**Aim of the exercise:**
Repeat every line of the listing below exactly, minus the pictures.

**Material for this task:**
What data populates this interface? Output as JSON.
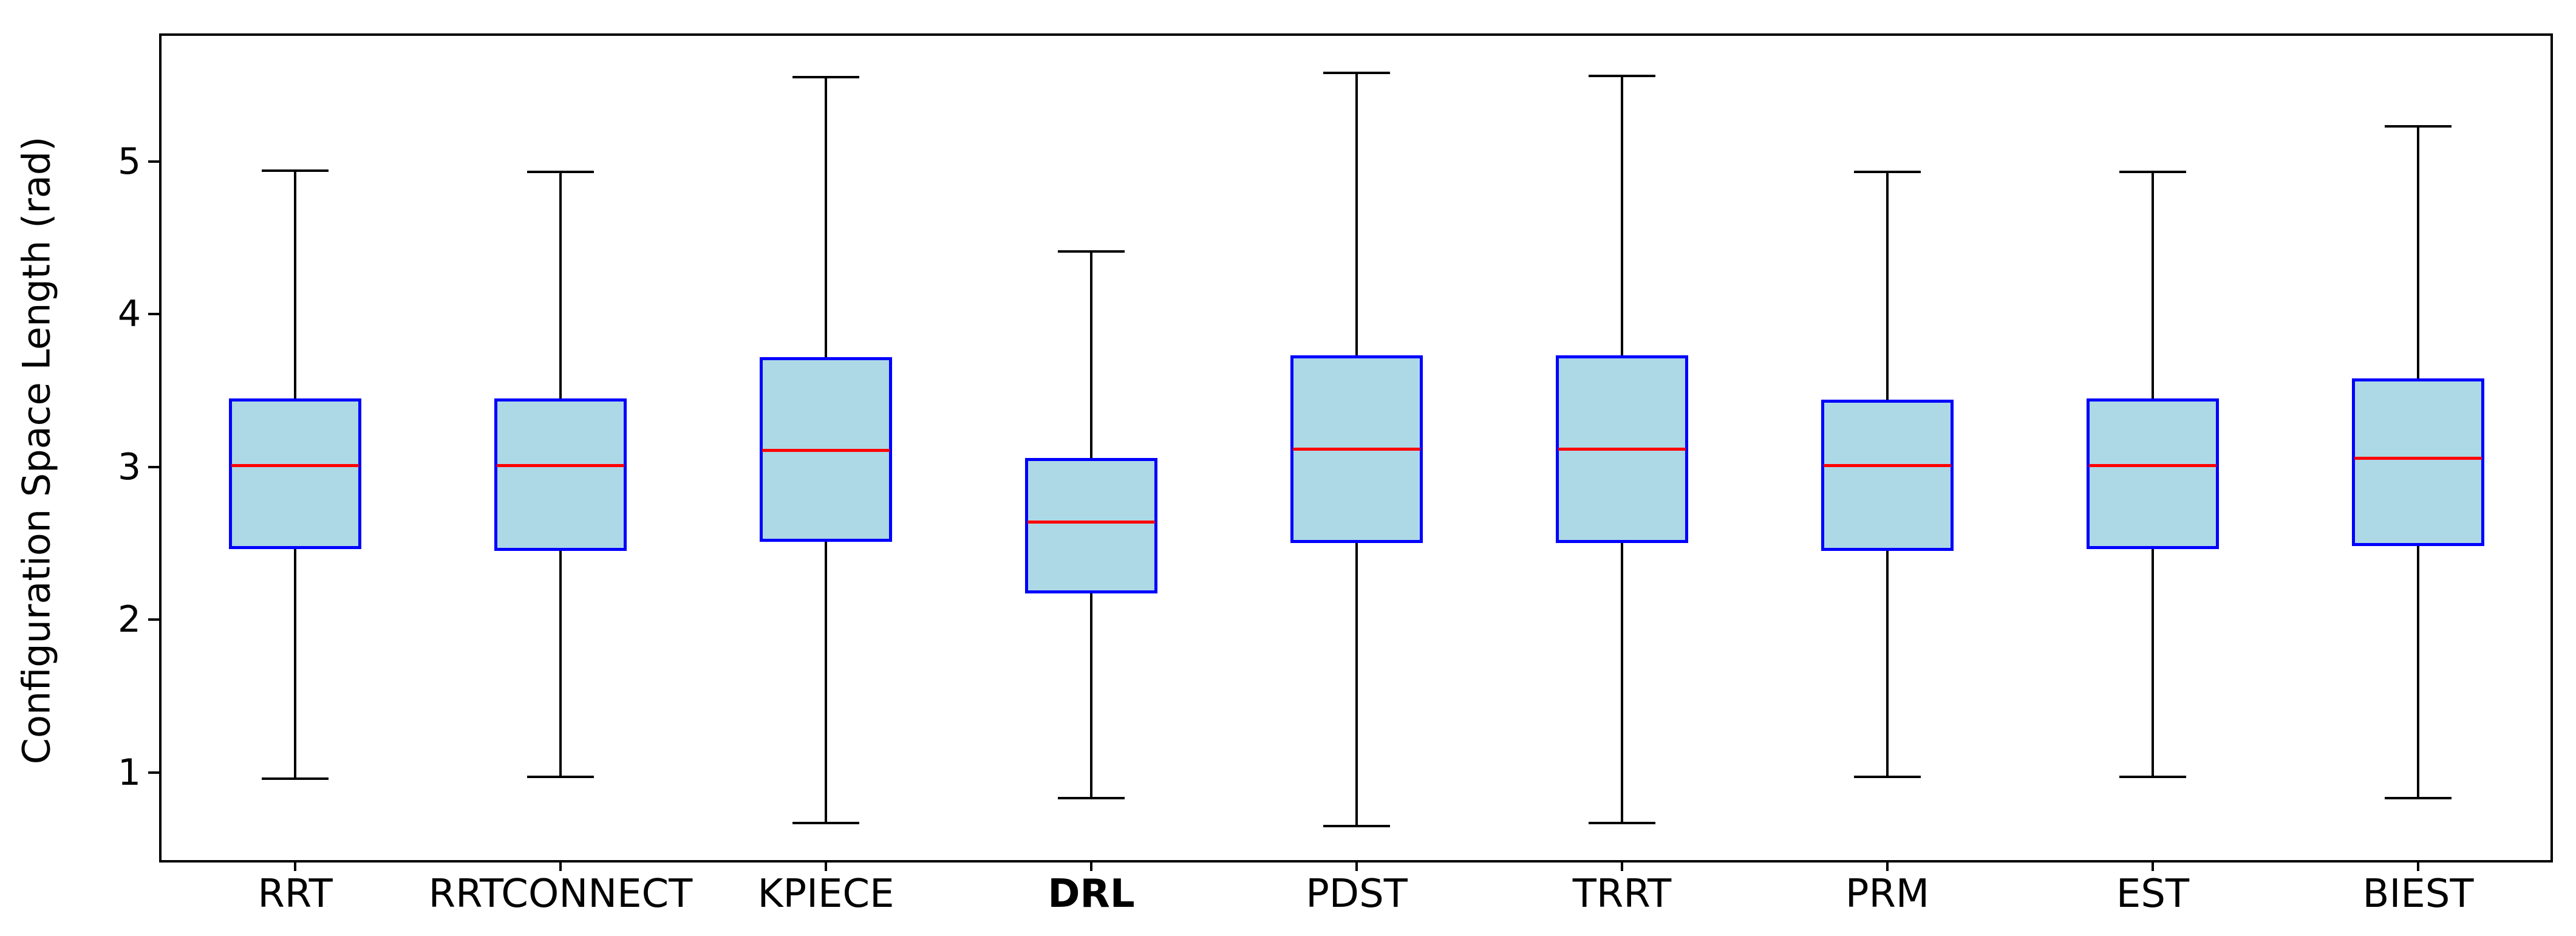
{
  "chart_data": {
    "type": "boxplot",
    "title": "",
    "ylabel": "Configuration Space Length (rad)",
    "xlabel": "",
    "ylim": [
      0.41,
      5.83
    ],
    "yticks": [
      1,
      2,
      3,
      4,
      5
    ],
    "grid": false,
    "categories": [
      "RRT",
      "RRTCONNECT",
      "KPIECE",
      "DRL",
      "PDST",
      "TRRT",
      "PRM",
      "EST",
      "BIEST"
    ],
    "emphasized_category": "DRL",
    "series": [
      {
        "label": "RRT",
        "whisker_low": 0.96,
        "q1": 2.46,
        "median": 3.01,
        "q3": 3.45,
        "whisker_high": 4.94,
        "bold": false
      },
      {
        "label": "RRTCONNECT",
        "whisker_low": 0.97,
        "q1": 2.45,
        "median": 3.01,
        "q3": 3.45,
        "whisker_high": 4.93,
        "bold": false
      },
      {
        "label": "KPIECE",
        "whisker_low": 0.67,
        "q1": 2.51,
        "median": 3.11,
        "q3": 3.72,
        "whisker_high": 5.55,
        "bold": false
      },
      {
        "label": "DRL",
        "whisker_low": 0.83,
        "q1": 2.17,
        "median": 2.64,
        "q3": 3.06,
        "whisker_high": 4.41,
        "bold": true
      },
      {
        "label": "PDST",
        "whisker_low": 0.65,
        "q1": 2.5,
        "median": 3.12,
        "q3": 3.73,
        "whisker_high": 5.58,
        "bold": false
      },
      {
        "label": "TRRT",
        "whisker_low": 0.67,
        "q1": 2.5,
        "median": 3.12,
        "q3": 3.73,
        "whisker_high": 5.56,
        "bold": false
      },
      {
        "label": "PRM",
        "whisker_low": 0.97,
        "q1": 2.45,
        "median": 3.01,
        "q3": 3.44,
        "whisker_high": 4.93,
        "bold": false
      },
      {
        "label": "EST",
        "whisker_low": 0.97,
        "q1": 2.46,
        "median": 3.01,
        "q3": 3.45,
        "whisker_high": 4.93,
        "bold": false
      },
      {
        "label": "BIEST",
        "whisker_low": 0.83,
        "q1": 2.48,
        "median": 3.06,
        "q3": 3.58,
        "whisker_high": 5.23,
        "bold": false
      }
    ],
    "colors": {
      "box_fill": "#add8e6",
      "box_edge": "#0000ff",
      "median": "#ff0000",
      "whisker": "#000000",
      "axis": "#000000",
      "background": "#ffffff"
    },
    "legend": null
  }
}
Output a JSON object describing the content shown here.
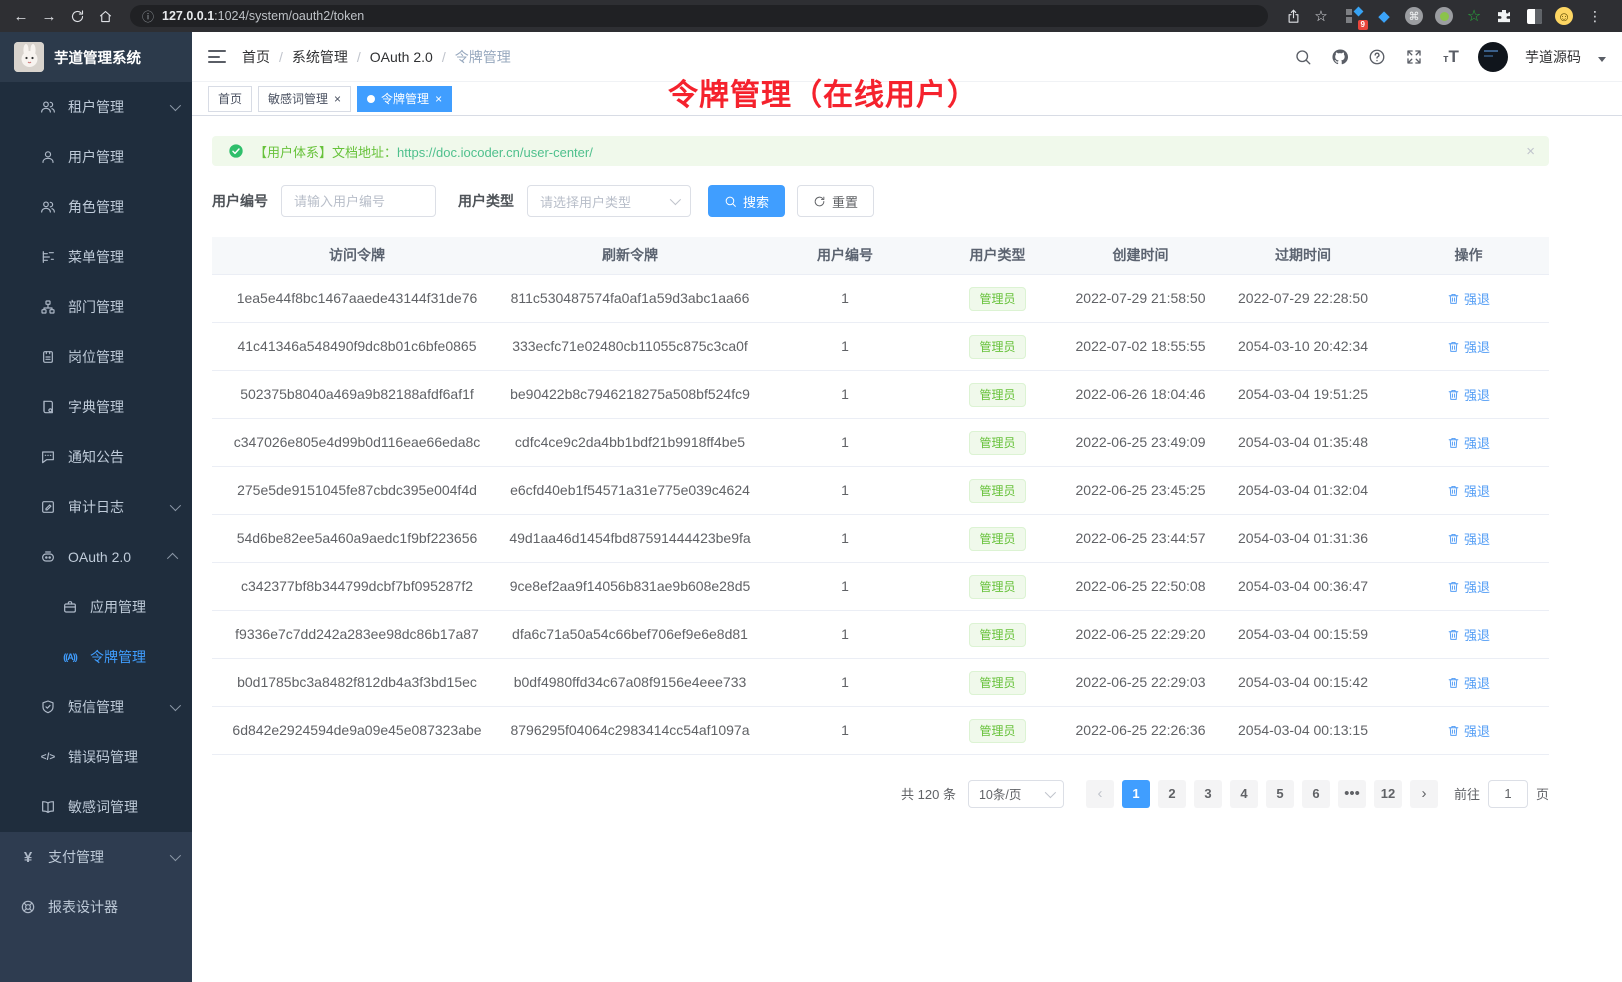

**Written solution:**
What data populates this interface? Output as JSON.
{
  "chart_data": {
    "type": "boxplot",
    "title": "",
    "ylabel": "Configuration Space Length (rad)",
    "xlabel": "",
    "ylim": [
      0.41,
      5.83
    ],
    "yticks": [
      1,
      2,
      3,
      4,
      5
    ],
    "grid": false,
    "categories": [
      "RRT",
      "RRTCONNECT",
      "KPIECE",
      "DRL",
      "PDST",
      "TRRT",
      "PRM",
      "EST",
      "BIEST"
    ],
    "emphasized_category": "DRL",
    "series": [
      {
        "label": "RRT",
        "whisker_low": 0.96,
        "q1": 2.46,
        "median": 3.01,
        "q3": 3.45,
        "whisker_high": 4.94,
        "bold": false
      },
      {
        "label": "RRTCONNECT",
        "whisker_low": 0.97,
        "q1": 2.45,
        "median": 3.01,
        "q3": 3.45,
        "whisker_high": 4.93,
        "bold": false
      },
      {
        "label": "KPIECE",
        "whisker_low": 0.67,
        "q1": 2.51,
        "median": 3.11,
        "q3": 3.72,
        "whisker_high": 5.55,
        "bold": false
      },
      {
        "label": "DRL",
        "whisker_low": 0.83,
        "q1": 2.17,
        "median": 2.64,
        "q3": 3.06,
        "whisker_high": 4.41,
        "bold": true
      },
      {
        "label": "PDST",
        "whisker_low": 0.65,
        "q1": 2.5,
        "median": 3.12,
        "q3": 3.73,
        "whisker_high": 5.58,
        "bold": false
      },
      {
        "label": "TRRT",
        "whisker_low": 0.67,
        "q1": 2.5,
        "median": 3.12,
        "q3": 3.73,
        "whisker_high": 5.56,
        "bold": false
      },
      {
        "label": "PRM",
        "whisker_low": 0.97,
        "q1": 2.45,
        "median": 3.01,
        "q3": 3.44,
        "whisker_high": 4.93,
        "bold": false
      },
      {
        "label": "EST",
        "whisker_low": 0.97,
        "q1": 2.46,
        "median": 3.01,
        "q3": 3.45,
        "whisker_high": 4.93,
        "bold": false
      },
      {
        "label": "BIEST",
        "whisker_low": 0.83,
        "q1": 2.48,
        "median": 3.06,
        "q3": 3.58,
        "whisker_high": 5.23,
        "bold": false
      }
    ],
    "colors": {
      "box_fill": "#add8e6",
      "box_edge": "#0000ff",
      "median": "#ff0000",
      "whisker": "#000000",
      "axis": "#000000",
      "background": "#ffffff"
    },
    "legend": null
  }
}
Output a JSON object describing the content shown here.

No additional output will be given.